> _Material_:

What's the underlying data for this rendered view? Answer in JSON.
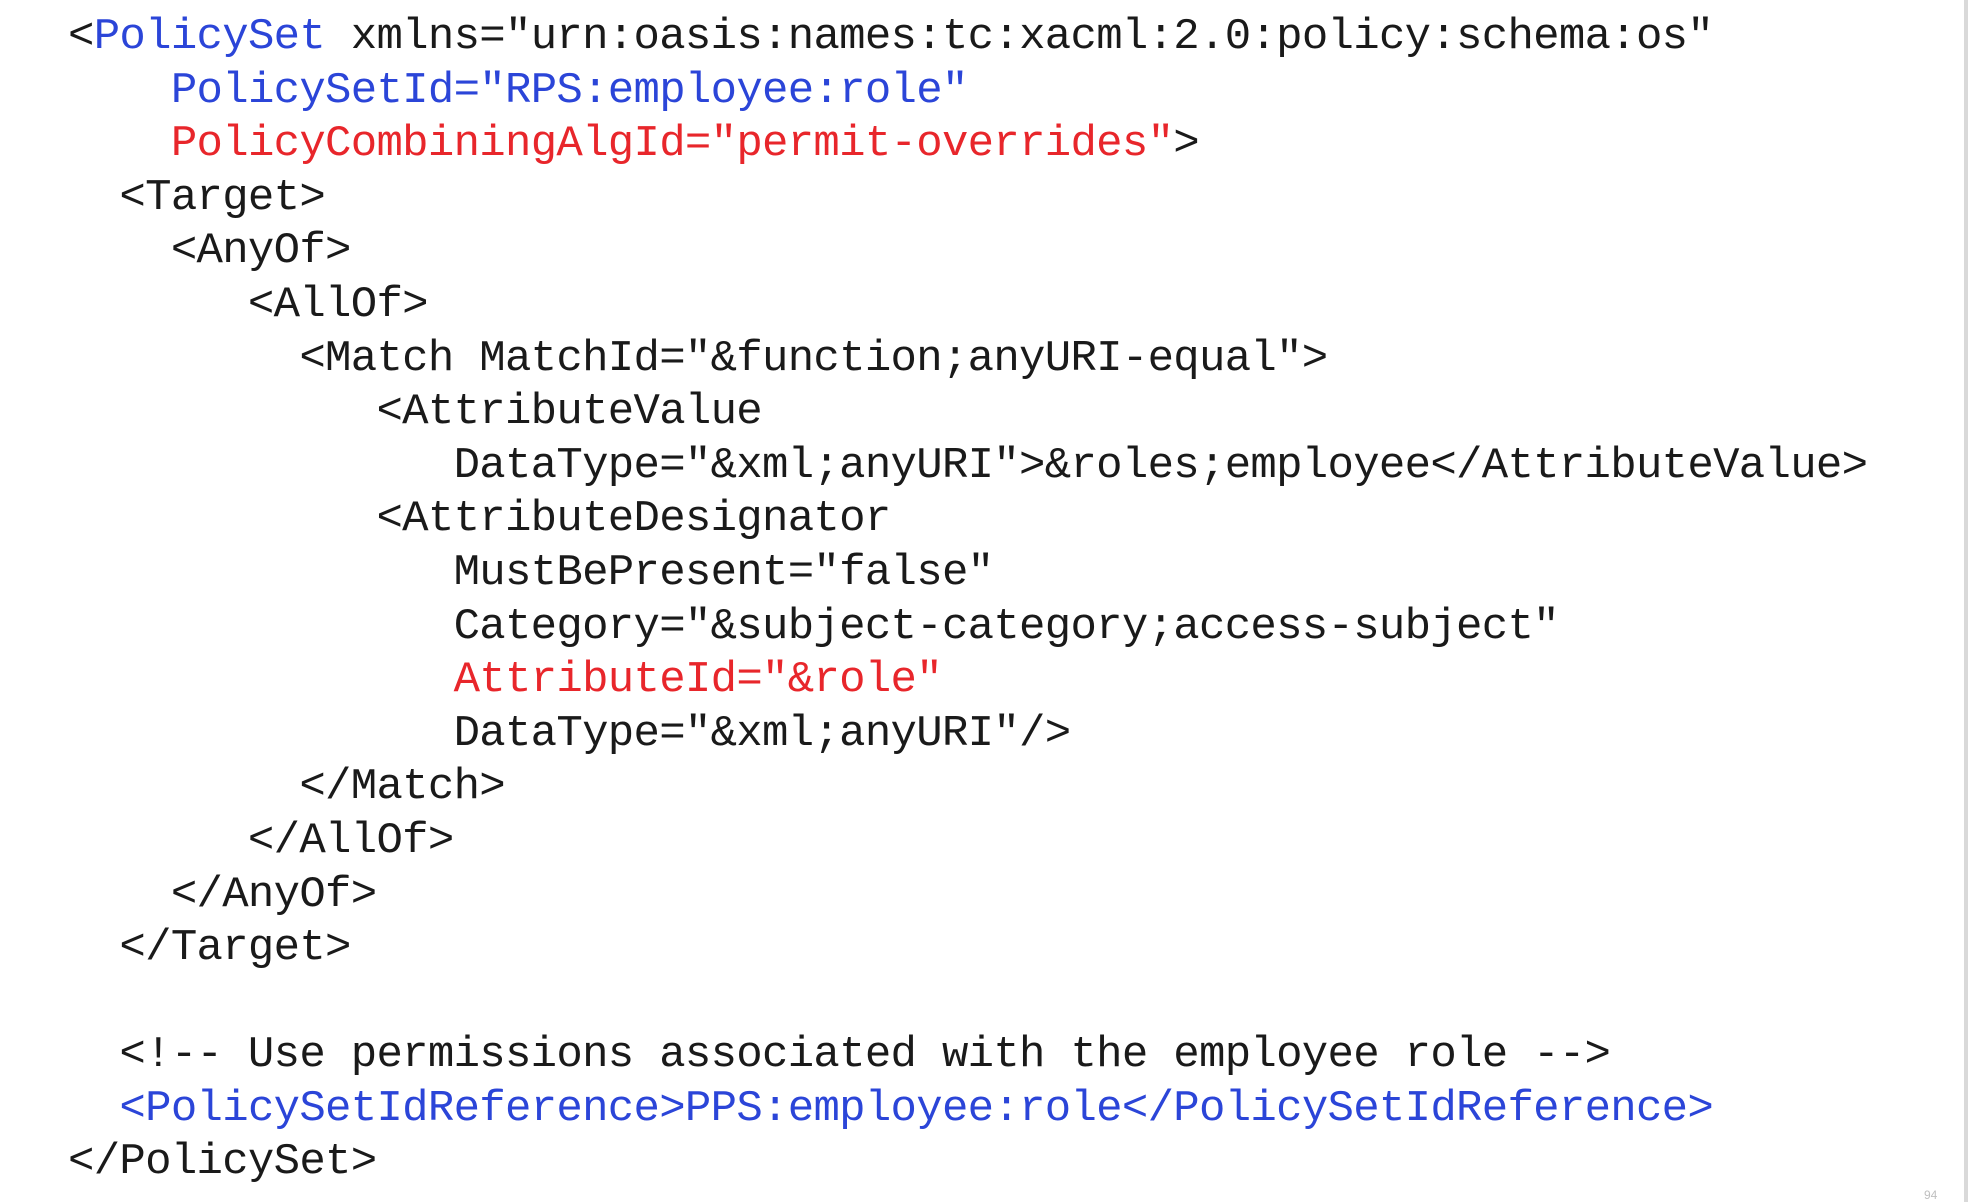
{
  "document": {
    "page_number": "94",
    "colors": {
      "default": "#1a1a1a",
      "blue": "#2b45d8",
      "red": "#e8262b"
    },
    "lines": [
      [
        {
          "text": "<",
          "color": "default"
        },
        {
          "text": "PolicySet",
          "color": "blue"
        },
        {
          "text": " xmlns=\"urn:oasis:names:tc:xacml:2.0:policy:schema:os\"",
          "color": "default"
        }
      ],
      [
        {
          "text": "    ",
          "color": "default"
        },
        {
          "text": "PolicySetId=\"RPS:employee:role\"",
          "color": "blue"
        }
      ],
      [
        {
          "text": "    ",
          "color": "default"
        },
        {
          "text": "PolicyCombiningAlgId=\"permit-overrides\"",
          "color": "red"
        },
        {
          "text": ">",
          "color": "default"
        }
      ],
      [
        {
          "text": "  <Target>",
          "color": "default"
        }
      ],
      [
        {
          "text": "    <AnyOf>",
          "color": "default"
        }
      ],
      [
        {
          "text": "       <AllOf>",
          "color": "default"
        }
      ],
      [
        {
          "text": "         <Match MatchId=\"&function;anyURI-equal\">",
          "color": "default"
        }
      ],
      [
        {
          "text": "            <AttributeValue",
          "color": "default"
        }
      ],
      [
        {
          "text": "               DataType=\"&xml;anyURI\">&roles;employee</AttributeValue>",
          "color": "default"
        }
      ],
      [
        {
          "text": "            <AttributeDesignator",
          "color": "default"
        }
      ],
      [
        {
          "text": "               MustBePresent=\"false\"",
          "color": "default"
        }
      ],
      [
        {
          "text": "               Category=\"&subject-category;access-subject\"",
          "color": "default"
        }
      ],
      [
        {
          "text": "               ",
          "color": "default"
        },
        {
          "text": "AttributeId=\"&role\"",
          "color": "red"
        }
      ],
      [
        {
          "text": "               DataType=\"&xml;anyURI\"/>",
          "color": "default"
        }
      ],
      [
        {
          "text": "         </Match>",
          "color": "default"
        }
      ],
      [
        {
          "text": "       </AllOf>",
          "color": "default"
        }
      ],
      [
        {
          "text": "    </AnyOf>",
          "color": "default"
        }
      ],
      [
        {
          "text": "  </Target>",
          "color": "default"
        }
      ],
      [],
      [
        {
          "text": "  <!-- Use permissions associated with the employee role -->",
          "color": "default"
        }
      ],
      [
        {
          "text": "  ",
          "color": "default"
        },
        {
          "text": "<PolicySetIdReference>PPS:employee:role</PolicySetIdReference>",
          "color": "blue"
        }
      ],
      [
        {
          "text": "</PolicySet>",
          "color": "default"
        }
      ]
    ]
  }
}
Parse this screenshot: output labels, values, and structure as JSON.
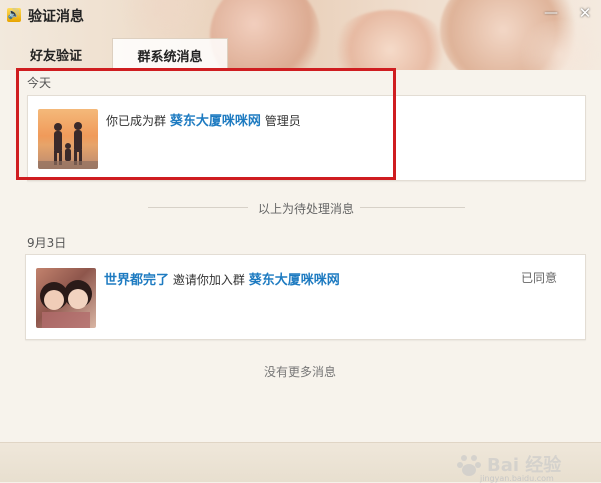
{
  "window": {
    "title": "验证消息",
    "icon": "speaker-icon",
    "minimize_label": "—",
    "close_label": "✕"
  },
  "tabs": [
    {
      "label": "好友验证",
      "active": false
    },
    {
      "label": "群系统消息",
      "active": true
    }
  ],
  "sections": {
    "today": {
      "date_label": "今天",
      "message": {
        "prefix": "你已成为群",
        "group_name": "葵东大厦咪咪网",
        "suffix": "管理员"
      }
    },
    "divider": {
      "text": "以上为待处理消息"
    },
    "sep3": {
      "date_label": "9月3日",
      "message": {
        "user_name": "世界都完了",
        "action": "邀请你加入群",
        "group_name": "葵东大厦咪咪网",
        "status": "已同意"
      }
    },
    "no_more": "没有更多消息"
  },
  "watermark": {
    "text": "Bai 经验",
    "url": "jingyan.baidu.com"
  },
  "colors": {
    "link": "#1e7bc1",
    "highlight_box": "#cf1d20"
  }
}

> _Work to complete_: Find all lines holding the string "anyURI" and copy them.

> _Correct response_:
          "text": "         <Match MatchId=\"&function;anyURI-equal\">",
          "text": "               DataType=\"&xml;anyURI\">&roles;employee</AttributeValue>",
          "text": "               DataType=\"&xml;anyURI\"/>",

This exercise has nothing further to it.